# WHAT YOU WILL DO:
Can you transcribe every record below exactly as it appears?

↓

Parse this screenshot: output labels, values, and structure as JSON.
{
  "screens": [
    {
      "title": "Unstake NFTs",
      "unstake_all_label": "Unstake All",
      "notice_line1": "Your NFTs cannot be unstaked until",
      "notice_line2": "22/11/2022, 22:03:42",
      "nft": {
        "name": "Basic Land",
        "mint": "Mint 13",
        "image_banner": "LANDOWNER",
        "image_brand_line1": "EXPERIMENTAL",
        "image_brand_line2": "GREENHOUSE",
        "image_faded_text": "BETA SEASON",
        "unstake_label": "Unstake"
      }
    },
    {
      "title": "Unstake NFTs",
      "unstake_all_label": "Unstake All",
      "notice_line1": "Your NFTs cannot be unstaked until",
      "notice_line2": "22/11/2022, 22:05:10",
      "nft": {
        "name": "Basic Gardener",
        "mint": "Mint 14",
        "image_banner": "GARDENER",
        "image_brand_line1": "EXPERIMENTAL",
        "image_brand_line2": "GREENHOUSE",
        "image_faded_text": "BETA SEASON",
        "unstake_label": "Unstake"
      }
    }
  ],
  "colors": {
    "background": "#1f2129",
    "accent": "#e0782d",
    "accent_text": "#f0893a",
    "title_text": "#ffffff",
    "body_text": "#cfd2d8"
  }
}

↑

# ANSWER:
Parse this screenshot: output labels, values, and structure as JSON.
{
  "screens": [
    {
      "title": "Unstake NFTs",
      "unstake_all_label": "Unstake All",
      "notice_line1": "Your NFTs cannot be unstaked until",
      "notice_line2": "22/11/2022, 22:03:42",
      "nft": {
        "name": "Basic Land",
        "mint": "Mint 13",
        "image_banner": "LANDOWNER",
        "image_brand_line1": "EXPERIMENTAL",
        "image_brand_line2": "GREENHOUSE",
        "image_faded_text": "BETA SEASON",
        "unstake_label": "Unstake"
      }
    },
    {
      "title": "Unstake NFTs",
      "unstake_all_label": "Unstake All",
      "notice_line1": "Your NFTs cannot be unstaked until",
      "notice_line2": "22/11/2022, 22:05:10",
      "nft": {
        "name": "Basic Gardener",
        "mint": "Mint 14",
        "image_banner": "GARDENER",
        "image_brand_line1": "EXPERIMENTAL",
        "image_brand_line2": "GREENHOUSE",
        "image_faded_text": "BETA SEASON",
        "unstake_label": "Unstake"
      }
    }
  ],
  "colors": {
    "background": "#1f2129",
    "accent": "#e0782d",
    "accent_text": "#f0893a",
    "title_text": "#ffffff",
    "body_text": "#cfd2d8"
  }
}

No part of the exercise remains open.